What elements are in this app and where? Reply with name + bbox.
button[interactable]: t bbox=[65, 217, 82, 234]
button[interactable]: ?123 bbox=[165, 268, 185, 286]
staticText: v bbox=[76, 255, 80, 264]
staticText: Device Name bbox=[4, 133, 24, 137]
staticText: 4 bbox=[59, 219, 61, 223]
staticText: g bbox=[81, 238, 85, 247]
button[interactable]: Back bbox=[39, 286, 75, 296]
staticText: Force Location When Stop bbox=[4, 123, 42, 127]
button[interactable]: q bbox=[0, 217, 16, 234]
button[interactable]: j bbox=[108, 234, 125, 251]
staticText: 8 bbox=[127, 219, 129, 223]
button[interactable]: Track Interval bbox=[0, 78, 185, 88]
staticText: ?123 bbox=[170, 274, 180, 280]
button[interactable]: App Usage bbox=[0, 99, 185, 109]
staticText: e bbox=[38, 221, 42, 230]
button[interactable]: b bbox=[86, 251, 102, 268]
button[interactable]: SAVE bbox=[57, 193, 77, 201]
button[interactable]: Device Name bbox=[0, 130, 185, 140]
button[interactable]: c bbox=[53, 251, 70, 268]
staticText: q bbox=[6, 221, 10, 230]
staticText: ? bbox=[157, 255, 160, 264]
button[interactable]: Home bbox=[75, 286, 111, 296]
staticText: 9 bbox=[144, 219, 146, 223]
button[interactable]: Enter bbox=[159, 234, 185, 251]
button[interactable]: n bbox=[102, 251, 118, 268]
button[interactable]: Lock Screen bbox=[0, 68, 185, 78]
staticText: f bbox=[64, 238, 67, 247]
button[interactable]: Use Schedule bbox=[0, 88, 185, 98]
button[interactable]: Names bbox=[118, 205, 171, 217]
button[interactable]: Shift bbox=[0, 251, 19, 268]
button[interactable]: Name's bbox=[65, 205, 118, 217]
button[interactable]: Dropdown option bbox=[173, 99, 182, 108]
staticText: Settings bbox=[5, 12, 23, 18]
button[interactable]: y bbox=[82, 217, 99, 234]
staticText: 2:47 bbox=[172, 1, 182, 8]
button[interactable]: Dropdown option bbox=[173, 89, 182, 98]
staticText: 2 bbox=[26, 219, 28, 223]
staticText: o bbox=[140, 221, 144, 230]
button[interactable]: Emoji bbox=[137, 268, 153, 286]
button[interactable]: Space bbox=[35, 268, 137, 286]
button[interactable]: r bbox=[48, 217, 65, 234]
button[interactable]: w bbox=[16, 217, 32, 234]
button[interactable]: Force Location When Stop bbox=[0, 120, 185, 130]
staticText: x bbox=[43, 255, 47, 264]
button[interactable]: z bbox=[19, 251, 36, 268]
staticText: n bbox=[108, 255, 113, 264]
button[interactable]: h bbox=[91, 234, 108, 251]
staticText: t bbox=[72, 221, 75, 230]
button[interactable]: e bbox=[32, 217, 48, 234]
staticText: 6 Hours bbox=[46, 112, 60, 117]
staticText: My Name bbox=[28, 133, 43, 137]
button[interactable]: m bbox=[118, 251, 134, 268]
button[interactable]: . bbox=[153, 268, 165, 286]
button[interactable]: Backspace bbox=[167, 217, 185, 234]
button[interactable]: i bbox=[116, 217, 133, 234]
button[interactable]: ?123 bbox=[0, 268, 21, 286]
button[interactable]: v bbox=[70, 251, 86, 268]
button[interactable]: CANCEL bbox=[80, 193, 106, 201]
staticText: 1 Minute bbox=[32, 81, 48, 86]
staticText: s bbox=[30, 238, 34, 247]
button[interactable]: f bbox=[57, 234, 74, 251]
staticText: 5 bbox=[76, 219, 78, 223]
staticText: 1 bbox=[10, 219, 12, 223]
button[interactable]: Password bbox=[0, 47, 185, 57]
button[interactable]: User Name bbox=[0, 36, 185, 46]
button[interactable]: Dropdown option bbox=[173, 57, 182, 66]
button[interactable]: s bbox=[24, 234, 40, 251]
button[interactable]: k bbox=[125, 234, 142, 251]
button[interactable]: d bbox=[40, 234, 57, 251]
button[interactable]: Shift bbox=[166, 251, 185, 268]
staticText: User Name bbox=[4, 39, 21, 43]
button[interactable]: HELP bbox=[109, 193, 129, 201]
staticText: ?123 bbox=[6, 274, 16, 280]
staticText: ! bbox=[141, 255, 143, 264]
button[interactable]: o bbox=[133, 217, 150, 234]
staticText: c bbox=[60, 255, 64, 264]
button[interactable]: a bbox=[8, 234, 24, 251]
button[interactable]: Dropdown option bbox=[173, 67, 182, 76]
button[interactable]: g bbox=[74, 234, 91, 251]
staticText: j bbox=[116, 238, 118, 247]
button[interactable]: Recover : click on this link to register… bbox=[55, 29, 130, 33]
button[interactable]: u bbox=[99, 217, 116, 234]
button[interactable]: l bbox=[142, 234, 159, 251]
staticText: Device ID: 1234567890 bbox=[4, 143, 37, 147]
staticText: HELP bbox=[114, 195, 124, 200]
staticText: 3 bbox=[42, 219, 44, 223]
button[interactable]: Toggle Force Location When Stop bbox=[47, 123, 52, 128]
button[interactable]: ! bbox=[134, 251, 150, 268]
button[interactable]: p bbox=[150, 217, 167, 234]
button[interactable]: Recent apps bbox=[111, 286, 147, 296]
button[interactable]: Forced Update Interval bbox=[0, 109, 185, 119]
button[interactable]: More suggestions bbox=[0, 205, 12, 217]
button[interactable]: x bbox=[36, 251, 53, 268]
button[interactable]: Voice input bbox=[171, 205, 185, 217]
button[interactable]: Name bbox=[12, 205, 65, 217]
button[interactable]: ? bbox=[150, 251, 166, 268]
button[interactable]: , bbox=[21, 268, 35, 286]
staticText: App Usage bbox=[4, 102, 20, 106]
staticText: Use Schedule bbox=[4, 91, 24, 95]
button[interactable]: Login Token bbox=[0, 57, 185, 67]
-----
Given task => Return the items above without alteration, from the very first line down to and including the line that contains "button[interactable]: App Usage".

Solution to the exercise =>
What elements are in this app and where? Reply with name + bbox.
button[interactable]: t bbox=[65, 217, 82, 234]
button[interactable]: ?123 bbox=[165, 268, 185, 286]
staticText: v bbox=[76, 255, 80, 264]
staticText: Device Name bbox=[4, 133, 24, 137]
staticText: 4 bbox=[59, 219, 61, 223]
staticText: g bbox=[81, 238, 85, 247]
button[interactable]: Back bbox=[39, 286, 75, 296]
staticText: Force Location When Stop bbox=[4, 123, 42, 127]
button[interactable]: q bbox=[0, 217, 16, 234]
button[interactable]: j bbox=[108, 234, 125, 251]
staticText: 8 bbox=[127, 219, 129, 223]
button[interactable]: Track Interval bbox=[0, 78, 185, 88]
staticText: ?123 bbox=[170, 274, 180, 280]
button[interactable]: App Usage bbox=[0, 99, 185, 109]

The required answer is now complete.